__What you will do__. In the entries below, count every line with the word "icon". Return only the count.

__Entries provided__.

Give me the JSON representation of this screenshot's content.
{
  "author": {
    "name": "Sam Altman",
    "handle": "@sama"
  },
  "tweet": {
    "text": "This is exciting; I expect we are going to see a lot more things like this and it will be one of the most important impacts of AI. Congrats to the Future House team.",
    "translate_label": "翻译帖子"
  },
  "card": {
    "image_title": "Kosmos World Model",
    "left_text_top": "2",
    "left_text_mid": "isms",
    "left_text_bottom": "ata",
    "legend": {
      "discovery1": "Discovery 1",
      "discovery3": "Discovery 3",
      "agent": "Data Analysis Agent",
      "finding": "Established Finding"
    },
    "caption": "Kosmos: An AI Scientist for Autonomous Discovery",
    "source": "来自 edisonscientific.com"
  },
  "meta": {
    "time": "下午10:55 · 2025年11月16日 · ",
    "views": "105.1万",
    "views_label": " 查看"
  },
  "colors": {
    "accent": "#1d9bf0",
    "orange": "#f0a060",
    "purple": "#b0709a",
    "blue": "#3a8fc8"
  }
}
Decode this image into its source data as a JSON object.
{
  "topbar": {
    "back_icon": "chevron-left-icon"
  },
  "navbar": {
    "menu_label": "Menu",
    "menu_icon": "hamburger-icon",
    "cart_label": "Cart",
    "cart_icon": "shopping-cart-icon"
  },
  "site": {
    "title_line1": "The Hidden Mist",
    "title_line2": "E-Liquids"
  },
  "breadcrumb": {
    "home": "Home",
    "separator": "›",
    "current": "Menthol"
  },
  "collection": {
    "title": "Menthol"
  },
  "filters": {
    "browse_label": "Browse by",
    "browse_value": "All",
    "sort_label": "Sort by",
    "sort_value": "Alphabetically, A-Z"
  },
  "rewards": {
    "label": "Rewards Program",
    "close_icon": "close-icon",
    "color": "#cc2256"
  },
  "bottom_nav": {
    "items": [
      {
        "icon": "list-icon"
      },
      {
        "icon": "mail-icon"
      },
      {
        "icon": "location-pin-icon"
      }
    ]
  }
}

__Solution to this task__. 7